- _Your instructions_: Count how many lines include "Precipitação" and answer with that number only.
──────── Information supplied ────────
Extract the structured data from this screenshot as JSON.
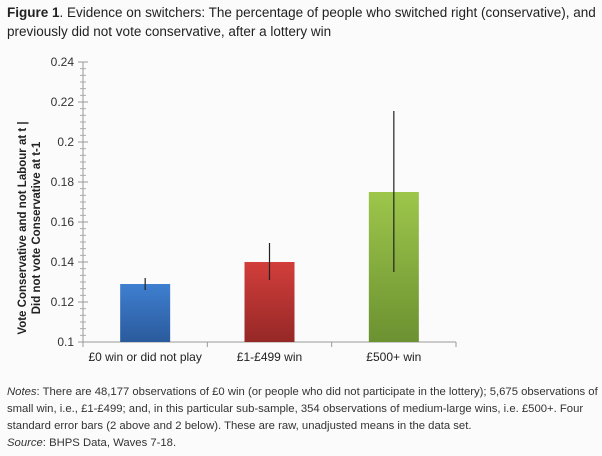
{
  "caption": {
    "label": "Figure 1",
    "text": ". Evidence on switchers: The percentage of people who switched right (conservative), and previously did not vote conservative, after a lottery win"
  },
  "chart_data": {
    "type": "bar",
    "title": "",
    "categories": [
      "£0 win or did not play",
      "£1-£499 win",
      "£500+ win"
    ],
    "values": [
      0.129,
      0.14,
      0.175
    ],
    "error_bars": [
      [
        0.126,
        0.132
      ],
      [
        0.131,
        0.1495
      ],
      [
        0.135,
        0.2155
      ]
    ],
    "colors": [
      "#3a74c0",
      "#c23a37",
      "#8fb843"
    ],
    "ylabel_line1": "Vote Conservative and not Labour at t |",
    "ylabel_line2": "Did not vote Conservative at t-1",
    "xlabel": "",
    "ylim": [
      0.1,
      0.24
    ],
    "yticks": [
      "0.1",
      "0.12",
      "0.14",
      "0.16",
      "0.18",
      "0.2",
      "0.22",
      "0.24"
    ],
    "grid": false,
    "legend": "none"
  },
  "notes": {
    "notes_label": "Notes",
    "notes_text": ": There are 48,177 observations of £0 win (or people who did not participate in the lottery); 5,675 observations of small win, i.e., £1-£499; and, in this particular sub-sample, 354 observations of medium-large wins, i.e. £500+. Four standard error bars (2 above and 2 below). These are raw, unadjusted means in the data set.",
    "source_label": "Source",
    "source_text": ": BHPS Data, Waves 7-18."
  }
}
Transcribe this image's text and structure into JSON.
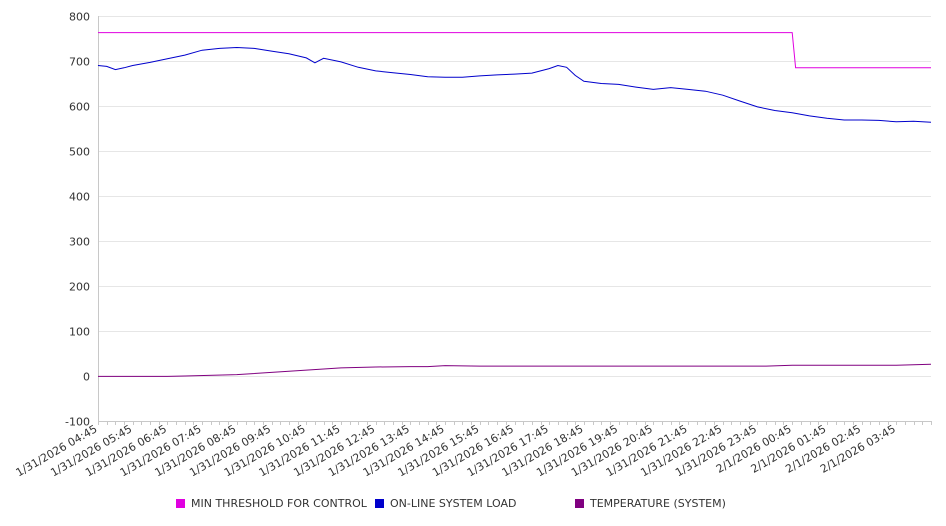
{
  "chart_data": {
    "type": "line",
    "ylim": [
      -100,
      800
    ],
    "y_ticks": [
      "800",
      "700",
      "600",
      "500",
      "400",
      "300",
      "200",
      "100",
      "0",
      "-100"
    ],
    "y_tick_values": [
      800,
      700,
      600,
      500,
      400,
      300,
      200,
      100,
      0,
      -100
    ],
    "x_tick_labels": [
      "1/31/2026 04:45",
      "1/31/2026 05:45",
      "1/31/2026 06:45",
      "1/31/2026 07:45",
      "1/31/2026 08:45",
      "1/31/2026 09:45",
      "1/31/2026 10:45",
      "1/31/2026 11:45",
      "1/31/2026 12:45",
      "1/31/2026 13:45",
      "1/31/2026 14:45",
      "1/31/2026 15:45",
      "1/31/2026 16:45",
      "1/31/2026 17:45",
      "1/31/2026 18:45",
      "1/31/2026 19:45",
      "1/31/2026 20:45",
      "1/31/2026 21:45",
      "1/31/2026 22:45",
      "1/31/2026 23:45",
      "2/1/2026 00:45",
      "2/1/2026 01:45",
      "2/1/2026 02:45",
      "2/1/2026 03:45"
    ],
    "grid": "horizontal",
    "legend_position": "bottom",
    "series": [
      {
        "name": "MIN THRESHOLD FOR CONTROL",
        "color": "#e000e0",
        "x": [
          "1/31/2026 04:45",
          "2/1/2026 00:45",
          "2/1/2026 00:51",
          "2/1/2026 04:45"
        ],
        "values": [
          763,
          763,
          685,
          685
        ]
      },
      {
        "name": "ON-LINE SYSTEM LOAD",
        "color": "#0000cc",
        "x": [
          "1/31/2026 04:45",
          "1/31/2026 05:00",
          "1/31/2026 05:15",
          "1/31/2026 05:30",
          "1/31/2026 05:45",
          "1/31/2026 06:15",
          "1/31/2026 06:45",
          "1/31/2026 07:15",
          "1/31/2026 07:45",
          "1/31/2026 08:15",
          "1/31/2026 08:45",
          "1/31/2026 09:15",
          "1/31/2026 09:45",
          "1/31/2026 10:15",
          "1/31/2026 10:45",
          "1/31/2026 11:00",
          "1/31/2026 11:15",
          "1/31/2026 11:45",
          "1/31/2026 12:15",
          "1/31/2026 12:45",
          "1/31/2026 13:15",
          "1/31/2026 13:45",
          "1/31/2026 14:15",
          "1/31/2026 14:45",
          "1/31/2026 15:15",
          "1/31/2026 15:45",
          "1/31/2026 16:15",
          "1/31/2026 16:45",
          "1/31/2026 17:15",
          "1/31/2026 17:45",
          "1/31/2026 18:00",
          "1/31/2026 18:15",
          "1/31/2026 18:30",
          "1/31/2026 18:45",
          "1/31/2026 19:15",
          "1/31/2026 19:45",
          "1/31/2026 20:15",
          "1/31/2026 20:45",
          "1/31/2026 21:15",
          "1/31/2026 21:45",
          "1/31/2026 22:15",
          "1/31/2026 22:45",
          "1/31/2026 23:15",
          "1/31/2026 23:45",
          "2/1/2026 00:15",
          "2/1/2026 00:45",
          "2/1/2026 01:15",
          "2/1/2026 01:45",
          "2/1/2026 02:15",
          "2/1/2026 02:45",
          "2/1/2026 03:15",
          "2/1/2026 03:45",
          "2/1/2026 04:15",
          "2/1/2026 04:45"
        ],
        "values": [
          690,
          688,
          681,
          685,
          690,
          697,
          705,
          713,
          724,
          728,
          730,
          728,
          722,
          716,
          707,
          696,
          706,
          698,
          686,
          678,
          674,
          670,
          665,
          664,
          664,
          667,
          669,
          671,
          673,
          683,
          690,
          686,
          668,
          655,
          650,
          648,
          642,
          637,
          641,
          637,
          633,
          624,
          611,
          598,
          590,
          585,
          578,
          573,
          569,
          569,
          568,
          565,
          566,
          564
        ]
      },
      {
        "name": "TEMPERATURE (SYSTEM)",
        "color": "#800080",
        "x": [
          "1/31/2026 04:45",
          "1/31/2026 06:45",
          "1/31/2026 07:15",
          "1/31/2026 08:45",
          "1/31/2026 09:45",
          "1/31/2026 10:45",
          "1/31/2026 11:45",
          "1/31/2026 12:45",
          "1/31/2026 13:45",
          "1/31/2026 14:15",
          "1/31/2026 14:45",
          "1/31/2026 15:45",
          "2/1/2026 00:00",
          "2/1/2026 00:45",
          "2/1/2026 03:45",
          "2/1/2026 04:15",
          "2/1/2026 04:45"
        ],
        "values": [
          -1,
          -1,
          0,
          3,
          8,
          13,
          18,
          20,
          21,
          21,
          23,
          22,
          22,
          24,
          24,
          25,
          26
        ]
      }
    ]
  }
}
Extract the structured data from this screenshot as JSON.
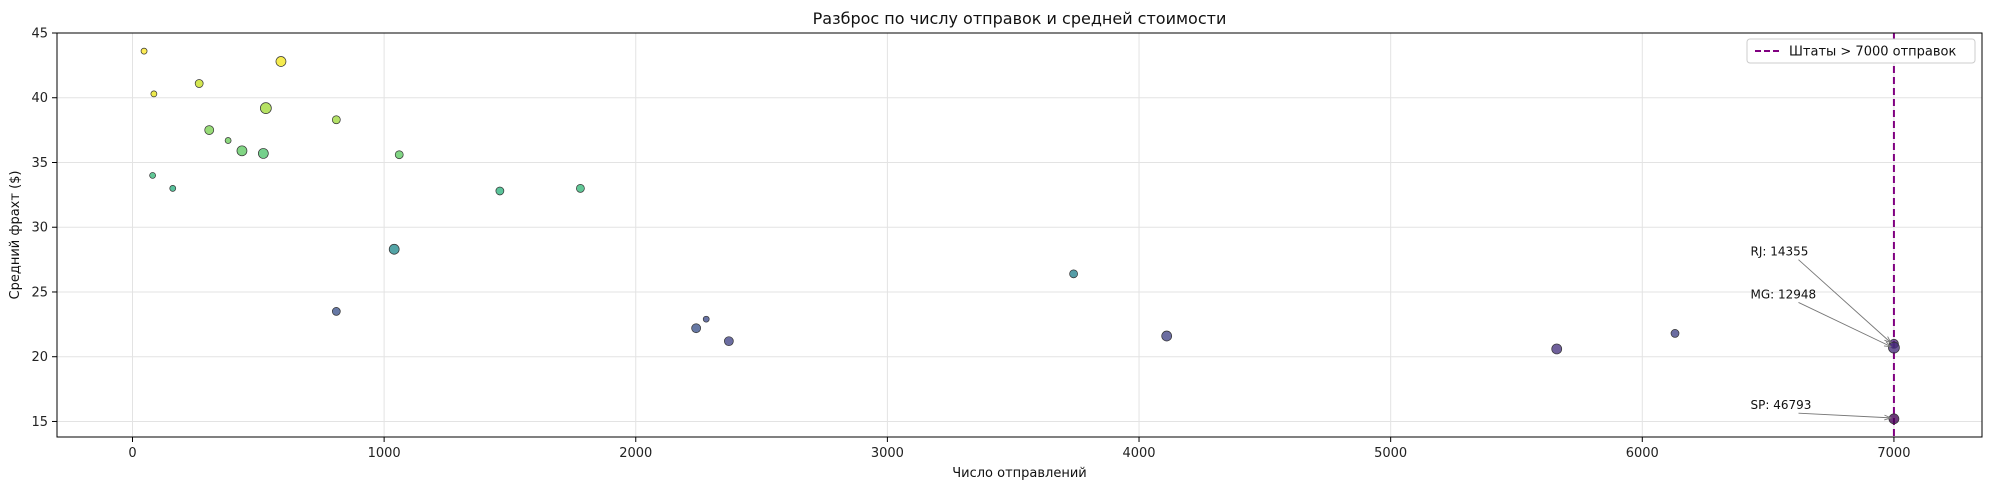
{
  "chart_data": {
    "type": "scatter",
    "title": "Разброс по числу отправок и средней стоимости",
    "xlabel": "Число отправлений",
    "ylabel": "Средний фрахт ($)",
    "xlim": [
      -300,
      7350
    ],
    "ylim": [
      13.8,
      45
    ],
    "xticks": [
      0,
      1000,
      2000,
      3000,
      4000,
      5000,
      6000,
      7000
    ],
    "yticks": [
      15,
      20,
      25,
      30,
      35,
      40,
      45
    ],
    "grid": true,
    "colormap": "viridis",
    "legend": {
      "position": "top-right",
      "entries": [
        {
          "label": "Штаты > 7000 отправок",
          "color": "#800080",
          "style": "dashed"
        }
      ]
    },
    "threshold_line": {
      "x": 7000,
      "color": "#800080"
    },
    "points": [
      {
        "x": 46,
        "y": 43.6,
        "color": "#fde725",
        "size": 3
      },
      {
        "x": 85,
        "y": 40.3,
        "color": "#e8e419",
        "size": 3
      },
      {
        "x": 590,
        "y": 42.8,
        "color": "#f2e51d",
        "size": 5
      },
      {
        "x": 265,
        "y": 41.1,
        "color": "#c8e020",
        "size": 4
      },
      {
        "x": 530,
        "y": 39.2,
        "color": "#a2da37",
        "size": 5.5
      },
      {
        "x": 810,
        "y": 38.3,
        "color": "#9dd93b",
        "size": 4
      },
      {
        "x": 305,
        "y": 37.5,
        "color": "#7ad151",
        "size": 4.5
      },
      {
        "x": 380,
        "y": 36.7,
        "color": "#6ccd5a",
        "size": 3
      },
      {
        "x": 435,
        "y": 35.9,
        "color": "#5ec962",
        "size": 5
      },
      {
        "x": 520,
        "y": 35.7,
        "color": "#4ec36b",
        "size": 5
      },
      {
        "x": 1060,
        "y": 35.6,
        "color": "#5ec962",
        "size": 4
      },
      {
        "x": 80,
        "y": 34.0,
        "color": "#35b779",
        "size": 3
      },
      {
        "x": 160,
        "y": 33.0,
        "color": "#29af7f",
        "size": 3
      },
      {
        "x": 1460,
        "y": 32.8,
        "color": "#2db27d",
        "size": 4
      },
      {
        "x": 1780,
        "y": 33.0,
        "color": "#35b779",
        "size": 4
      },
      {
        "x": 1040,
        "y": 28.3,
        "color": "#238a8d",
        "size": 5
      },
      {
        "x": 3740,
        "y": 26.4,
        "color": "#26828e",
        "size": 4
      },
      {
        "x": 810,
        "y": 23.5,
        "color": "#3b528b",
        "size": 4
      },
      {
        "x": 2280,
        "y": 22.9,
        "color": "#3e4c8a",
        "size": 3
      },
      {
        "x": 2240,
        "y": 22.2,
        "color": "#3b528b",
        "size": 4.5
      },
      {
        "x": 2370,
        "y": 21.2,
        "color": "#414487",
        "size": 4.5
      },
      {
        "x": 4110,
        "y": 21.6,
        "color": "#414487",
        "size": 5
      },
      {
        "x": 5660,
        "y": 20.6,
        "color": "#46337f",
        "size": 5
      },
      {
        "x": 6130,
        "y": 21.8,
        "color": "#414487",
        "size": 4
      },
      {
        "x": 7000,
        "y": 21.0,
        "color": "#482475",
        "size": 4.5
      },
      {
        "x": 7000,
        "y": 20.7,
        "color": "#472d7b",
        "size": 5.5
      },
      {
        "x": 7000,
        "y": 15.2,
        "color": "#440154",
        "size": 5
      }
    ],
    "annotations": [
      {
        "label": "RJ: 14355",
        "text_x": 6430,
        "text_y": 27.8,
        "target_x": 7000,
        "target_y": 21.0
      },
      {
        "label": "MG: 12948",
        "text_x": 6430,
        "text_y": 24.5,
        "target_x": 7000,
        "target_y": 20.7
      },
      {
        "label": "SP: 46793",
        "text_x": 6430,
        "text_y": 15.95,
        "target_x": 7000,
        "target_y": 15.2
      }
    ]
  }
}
────────
──────── Information supplied ────────
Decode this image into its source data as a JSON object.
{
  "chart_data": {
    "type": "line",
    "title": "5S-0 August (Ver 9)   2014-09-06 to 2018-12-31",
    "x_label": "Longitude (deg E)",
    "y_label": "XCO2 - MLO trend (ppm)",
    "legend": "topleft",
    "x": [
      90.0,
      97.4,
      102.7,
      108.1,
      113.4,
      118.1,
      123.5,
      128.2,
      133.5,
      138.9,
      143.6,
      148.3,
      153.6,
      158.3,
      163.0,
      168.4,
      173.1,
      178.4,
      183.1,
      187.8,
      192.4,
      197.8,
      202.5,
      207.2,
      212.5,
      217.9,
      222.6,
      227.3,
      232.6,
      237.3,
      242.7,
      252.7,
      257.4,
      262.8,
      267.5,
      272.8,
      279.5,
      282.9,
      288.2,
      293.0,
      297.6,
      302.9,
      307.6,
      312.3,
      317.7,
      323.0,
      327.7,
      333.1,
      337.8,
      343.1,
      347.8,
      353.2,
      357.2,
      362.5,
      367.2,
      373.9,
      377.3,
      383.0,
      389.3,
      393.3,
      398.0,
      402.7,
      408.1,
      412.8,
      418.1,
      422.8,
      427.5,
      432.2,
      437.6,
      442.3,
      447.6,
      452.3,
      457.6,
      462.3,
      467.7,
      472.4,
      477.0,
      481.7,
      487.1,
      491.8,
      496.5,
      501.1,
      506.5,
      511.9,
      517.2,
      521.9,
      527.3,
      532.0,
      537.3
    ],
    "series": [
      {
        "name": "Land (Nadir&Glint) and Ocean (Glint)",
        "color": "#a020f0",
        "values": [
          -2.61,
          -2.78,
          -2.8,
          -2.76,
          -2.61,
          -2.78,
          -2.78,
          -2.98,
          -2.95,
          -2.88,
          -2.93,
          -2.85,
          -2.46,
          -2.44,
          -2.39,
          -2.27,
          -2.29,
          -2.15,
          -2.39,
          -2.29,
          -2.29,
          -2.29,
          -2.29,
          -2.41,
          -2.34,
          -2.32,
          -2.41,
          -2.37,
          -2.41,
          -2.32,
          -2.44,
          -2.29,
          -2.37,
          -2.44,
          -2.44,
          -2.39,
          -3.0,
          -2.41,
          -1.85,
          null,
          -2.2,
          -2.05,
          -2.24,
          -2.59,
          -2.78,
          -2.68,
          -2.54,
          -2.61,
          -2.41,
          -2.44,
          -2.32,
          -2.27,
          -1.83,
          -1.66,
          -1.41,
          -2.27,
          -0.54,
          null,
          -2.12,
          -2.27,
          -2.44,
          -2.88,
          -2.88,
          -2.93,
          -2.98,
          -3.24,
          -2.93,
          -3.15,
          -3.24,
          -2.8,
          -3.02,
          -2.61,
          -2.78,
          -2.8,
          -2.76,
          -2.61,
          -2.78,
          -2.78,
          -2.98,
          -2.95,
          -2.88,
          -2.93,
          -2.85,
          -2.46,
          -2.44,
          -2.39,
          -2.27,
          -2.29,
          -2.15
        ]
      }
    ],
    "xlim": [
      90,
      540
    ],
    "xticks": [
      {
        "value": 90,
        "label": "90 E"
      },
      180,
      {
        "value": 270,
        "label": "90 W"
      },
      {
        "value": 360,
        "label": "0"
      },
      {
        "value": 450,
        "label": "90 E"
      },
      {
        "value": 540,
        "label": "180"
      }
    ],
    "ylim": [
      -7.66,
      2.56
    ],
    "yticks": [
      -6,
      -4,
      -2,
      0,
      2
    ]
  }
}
────────
──────── Information supplied ────────
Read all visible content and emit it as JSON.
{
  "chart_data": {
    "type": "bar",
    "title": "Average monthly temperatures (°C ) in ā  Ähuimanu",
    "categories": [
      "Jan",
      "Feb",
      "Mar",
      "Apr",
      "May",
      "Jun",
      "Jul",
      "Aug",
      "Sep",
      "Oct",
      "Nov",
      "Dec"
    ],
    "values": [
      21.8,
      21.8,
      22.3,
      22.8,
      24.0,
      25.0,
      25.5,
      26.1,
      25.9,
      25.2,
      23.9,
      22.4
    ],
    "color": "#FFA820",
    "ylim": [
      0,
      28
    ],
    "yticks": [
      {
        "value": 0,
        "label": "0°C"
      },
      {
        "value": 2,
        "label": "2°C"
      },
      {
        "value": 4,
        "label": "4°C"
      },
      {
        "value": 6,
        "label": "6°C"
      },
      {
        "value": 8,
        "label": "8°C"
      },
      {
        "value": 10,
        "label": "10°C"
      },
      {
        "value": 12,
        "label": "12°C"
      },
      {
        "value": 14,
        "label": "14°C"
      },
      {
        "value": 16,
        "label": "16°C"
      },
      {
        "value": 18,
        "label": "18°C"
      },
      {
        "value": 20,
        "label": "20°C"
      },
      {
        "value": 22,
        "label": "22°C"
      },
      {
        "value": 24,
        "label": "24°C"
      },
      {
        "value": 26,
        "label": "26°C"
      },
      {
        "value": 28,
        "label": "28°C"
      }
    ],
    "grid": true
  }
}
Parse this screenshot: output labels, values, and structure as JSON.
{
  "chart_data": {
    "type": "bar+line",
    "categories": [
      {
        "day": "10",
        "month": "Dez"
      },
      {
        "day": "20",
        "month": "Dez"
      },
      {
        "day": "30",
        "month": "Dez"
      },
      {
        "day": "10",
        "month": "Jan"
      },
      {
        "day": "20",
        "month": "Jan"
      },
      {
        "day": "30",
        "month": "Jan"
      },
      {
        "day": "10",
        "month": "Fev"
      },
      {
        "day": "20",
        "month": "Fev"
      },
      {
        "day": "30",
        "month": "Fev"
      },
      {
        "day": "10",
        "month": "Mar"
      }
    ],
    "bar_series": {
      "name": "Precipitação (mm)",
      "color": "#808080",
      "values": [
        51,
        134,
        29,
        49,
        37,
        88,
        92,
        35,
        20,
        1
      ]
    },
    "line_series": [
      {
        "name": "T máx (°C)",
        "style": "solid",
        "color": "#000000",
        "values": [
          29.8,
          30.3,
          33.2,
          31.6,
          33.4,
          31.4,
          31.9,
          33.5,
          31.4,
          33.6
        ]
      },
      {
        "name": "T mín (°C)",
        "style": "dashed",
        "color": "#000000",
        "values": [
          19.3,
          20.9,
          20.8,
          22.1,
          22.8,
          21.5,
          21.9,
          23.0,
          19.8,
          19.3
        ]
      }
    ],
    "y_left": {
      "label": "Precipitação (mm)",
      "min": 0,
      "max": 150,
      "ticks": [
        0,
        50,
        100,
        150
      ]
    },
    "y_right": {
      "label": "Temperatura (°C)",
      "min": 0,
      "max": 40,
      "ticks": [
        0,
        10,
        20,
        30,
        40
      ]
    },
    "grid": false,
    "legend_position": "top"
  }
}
────────
- _Completed exercise_: 2